▶ [RECORDS FOR PROCESSING]:
::::

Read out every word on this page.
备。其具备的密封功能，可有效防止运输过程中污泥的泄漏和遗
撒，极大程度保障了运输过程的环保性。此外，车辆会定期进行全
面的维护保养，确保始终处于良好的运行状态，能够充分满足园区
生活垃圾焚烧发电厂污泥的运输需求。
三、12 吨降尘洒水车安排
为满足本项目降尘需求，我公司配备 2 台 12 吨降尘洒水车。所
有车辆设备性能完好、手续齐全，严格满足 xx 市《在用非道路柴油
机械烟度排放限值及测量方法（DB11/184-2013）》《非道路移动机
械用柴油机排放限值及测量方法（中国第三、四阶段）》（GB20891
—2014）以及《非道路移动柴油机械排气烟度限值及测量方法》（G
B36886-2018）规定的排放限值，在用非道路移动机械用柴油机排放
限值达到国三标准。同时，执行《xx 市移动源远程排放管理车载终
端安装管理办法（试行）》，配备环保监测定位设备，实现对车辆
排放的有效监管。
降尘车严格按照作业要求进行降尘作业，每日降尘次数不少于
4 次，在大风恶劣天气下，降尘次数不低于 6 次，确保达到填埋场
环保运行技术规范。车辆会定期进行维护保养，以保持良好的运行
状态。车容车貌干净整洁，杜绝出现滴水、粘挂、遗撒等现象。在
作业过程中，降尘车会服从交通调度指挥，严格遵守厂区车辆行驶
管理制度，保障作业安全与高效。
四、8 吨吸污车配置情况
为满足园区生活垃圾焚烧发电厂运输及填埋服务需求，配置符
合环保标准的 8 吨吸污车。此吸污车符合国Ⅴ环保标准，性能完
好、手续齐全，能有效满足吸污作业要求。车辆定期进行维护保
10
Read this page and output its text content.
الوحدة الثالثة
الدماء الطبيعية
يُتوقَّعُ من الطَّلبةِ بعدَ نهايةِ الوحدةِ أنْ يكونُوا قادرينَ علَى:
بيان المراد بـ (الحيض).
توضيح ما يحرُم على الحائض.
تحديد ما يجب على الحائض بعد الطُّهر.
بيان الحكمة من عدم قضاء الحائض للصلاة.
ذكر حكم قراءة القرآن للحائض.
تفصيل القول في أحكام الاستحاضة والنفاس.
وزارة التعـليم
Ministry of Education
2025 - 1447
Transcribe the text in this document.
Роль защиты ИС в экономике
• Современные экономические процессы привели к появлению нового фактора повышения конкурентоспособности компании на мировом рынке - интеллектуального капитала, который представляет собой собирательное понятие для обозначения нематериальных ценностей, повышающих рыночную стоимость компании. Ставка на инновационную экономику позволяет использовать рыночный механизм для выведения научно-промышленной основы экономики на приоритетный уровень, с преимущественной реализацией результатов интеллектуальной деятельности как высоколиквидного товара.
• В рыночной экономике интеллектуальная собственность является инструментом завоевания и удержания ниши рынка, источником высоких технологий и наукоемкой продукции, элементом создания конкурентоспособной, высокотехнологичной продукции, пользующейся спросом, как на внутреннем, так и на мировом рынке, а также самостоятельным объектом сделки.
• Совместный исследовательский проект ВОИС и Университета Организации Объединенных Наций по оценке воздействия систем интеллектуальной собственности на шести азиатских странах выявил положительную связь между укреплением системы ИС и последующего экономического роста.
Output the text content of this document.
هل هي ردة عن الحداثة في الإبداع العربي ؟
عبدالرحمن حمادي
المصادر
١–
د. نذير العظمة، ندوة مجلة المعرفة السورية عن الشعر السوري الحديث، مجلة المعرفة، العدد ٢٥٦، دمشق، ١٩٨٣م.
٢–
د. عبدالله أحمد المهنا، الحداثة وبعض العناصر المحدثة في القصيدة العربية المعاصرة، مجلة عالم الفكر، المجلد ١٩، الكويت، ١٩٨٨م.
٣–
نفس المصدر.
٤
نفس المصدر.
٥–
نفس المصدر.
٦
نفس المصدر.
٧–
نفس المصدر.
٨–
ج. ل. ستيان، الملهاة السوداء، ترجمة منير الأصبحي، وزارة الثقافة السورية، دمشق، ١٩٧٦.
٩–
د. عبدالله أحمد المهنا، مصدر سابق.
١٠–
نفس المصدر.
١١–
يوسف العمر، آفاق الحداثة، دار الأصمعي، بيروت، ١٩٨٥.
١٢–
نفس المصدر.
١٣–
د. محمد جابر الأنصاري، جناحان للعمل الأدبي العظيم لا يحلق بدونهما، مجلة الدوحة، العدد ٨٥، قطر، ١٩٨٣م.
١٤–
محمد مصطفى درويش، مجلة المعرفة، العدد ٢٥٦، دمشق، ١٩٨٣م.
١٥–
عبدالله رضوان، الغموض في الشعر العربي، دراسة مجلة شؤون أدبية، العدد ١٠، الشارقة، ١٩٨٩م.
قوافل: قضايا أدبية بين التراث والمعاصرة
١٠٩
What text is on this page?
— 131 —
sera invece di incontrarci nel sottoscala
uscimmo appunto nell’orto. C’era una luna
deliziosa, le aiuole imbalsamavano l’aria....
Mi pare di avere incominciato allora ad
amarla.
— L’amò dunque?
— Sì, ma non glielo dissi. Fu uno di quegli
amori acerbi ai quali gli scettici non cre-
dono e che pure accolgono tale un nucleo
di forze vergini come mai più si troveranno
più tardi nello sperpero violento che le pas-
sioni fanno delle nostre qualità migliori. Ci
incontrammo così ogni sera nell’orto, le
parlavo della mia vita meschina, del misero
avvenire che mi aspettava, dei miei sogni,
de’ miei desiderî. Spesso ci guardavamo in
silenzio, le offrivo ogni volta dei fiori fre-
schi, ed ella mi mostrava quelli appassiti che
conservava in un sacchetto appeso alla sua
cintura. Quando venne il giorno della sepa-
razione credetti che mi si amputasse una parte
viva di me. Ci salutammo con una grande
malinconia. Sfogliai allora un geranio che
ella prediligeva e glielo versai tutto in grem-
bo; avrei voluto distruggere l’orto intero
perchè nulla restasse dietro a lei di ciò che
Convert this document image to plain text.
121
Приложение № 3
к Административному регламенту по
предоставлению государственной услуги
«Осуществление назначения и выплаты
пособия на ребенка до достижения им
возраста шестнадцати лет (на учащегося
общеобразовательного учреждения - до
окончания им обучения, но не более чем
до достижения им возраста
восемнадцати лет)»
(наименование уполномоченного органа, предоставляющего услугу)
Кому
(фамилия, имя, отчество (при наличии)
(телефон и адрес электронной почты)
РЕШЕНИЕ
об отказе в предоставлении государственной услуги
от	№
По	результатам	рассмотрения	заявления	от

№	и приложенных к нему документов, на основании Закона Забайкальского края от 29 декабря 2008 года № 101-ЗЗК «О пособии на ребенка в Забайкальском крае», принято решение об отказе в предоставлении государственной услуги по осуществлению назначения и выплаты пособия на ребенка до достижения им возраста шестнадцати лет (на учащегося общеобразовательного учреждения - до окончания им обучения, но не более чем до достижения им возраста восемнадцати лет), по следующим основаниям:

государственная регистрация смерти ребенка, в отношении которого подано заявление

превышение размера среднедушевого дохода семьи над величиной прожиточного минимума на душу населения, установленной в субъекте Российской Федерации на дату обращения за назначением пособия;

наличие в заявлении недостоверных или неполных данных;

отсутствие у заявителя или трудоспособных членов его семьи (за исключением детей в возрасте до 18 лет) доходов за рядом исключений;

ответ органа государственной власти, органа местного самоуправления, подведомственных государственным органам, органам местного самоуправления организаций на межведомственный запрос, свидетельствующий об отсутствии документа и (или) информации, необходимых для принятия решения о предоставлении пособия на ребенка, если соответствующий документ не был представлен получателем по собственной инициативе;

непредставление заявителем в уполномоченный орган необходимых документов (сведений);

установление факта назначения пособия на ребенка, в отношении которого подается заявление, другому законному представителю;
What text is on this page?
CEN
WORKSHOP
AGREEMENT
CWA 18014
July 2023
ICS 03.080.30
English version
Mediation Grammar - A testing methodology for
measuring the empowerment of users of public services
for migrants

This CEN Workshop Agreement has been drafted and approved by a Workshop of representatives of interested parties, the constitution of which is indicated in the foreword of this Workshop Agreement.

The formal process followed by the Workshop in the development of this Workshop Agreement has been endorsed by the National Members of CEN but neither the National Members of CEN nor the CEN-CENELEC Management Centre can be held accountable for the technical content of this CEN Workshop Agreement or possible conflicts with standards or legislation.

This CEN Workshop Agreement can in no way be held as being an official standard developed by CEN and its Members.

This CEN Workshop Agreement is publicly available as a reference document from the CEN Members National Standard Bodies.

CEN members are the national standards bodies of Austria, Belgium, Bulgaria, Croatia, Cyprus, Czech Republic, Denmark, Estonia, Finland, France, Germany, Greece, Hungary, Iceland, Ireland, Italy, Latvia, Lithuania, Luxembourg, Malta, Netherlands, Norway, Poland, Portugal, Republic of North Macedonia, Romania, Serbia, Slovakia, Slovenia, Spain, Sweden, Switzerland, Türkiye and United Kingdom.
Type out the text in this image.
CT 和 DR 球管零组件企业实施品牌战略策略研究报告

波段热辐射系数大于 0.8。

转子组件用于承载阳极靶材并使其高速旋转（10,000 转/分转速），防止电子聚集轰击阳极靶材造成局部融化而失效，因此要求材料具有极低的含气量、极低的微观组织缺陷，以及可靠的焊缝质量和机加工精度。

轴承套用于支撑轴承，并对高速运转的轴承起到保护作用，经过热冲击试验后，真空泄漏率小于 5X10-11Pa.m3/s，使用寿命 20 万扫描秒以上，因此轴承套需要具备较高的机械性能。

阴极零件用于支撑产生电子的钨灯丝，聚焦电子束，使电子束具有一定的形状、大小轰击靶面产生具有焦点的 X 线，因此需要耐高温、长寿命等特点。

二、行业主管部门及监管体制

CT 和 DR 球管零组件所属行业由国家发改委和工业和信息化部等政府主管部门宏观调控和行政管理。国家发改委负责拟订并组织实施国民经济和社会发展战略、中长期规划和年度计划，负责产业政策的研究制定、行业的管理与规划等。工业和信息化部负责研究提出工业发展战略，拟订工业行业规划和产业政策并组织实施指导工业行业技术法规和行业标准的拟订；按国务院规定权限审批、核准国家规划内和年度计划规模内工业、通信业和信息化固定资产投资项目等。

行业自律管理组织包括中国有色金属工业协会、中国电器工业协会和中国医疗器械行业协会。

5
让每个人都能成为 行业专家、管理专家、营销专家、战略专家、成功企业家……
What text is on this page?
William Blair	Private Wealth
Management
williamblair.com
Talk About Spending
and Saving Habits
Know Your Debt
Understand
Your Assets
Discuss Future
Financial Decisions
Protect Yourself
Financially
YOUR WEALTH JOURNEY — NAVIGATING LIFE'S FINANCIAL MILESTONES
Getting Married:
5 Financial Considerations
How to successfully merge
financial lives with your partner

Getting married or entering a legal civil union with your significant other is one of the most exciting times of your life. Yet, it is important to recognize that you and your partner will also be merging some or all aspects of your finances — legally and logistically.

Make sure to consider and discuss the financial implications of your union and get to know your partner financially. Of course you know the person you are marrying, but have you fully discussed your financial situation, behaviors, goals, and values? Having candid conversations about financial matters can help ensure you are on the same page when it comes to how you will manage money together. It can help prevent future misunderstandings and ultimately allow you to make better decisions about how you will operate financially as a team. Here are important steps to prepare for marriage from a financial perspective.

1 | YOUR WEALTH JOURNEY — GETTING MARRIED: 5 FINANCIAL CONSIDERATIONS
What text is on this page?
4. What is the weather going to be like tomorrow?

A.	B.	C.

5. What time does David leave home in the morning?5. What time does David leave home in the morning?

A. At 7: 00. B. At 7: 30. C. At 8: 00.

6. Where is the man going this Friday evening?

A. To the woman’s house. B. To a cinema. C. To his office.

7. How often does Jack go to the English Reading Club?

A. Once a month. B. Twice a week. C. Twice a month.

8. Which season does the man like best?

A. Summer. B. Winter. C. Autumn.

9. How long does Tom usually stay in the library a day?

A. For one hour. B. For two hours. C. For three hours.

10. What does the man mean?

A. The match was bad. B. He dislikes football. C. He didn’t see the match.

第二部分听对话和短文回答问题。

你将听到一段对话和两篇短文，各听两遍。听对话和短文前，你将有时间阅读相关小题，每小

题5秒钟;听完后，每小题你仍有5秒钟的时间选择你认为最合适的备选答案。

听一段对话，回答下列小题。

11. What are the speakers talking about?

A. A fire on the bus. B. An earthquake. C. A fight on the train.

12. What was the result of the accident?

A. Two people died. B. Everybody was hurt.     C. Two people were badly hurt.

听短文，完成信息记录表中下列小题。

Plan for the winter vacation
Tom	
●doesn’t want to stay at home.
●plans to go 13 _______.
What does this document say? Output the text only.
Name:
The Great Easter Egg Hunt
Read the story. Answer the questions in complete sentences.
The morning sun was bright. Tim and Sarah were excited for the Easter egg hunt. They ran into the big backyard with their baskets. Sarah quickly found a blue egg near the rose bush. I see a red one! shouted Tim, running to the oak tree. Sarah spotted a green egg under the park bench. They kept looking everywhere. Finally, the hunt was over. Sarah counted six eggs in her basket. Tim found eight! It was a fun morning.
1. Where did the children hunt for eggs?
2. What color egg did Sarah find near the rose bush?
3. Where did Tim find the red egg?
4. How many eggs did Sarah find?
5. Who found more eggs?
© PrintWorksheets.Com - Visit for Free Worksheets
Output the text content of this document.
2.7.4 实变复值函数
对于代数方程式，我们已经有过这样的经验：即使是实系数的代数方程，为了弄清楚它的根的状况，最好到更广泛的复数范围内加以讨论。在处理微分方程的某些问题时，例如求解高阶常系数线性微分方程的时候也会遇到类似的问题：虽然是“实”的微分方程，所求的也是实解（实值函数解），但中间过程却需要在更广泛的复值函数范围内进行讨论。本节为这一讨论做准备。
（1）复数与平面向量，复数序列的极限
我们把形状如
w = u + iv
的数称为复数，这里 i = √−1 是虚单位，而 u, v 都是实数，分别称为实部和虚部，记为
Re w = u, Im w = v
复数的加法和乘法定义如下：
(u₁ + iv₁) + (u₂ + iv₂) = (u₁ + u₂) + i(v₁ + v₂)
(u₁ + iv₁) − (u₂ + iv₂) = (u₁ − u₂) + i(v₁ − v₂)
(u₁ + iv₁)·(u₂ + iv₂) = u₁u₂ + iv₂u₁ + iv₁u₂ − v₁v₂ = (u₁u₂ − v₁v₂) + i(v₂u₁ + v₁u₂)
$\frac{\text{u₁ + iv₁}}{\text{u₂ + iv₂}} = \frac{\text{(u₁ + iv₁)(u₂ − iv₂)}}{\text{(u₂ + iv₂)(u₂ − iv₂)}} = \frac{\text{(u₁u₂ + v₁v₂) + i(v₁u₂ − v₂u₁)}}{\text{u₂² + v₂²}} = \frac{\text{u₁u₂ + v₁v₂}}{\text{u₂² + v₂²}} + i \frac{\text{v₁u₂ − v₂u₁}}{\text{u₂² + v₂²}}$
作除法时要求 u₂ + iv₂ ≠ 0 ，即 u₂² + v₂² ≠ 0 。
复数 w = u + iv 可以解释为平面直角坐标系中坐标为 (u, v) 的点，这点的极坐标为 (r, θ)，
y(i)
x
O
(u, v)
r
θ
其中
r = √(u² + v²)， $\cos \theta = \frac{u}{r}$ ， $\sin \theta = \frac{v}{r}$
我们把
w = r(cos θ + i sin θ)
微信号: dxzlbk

::::

▶ [TASK DIRECTIONS]:
Identify the lines in the records above that contain the word "مجلة", then state how many there are and nothing more.

▶ [RESPONSE]:
5